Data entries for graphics
-------

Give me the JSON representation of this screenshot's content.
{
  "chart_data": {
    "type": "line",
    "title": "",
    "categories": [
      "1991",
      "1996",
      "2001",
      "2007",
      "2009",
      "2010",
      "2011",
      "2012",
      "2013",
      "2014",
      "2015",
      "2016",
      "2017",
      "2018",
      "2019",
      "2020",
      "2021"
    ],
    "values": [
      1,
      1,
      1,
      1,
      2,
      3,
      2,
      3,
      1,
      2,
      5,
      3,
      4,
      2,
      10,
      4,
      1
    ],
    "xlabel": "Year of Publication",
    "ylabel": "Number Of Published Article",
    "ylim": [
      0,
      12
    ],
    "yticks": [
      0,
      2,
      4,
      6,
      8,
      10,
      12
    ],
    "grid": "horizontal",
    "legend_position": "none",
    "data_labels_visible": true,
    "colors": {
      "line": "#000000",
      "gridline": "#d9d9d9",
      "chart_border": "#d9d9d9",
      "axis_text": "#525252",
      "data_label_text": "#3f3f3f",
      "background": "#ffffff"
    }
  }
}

-------

Reproduce each entry from the records above, character for character.

● **Correct response**:
Give me the JSON representation of this screenshot's content.
{
  "chart_data": {
    "type": "line",
    "title": "",
    "categories": [
      "1991",
      "1996",
      "2001",
      "2007",
      "2009",
      "2010",
      "2011",
      "2012",
      "2013",
      "2014",
      "2015",
      "2016",
      "2017",
      "2018",
      "2019",
      "2020",
      "2021"
    ],
    "values": [
      1,
      1,
      1,
      1,
      2,
      3,
      2,
      3,
      1,
      2,
      5,
      3,
      4,
      2,
      10,
      4,
      1
    ],
    "xlabel": "Year of Publication",
    "ylabel": "Number Of Published Article",
    "ylim": [
      0,
      12
    ],
    "yticks": [
      0,
      2,
      4,
      6,
      8,
      10,
      12
    ],
    "grid": "horizontal",
    "legend_position": "none",
    "data_labels_visible": true,
    "colors": {
      "line": "#000000",
      "gridline": "#d9d9d9",
      "chart_border": "#d9d9d9",
      "axis_text": "#525252",
      "data_label_text": "#3f3f3f",
      "background": "#ffffff"
    }
  }
}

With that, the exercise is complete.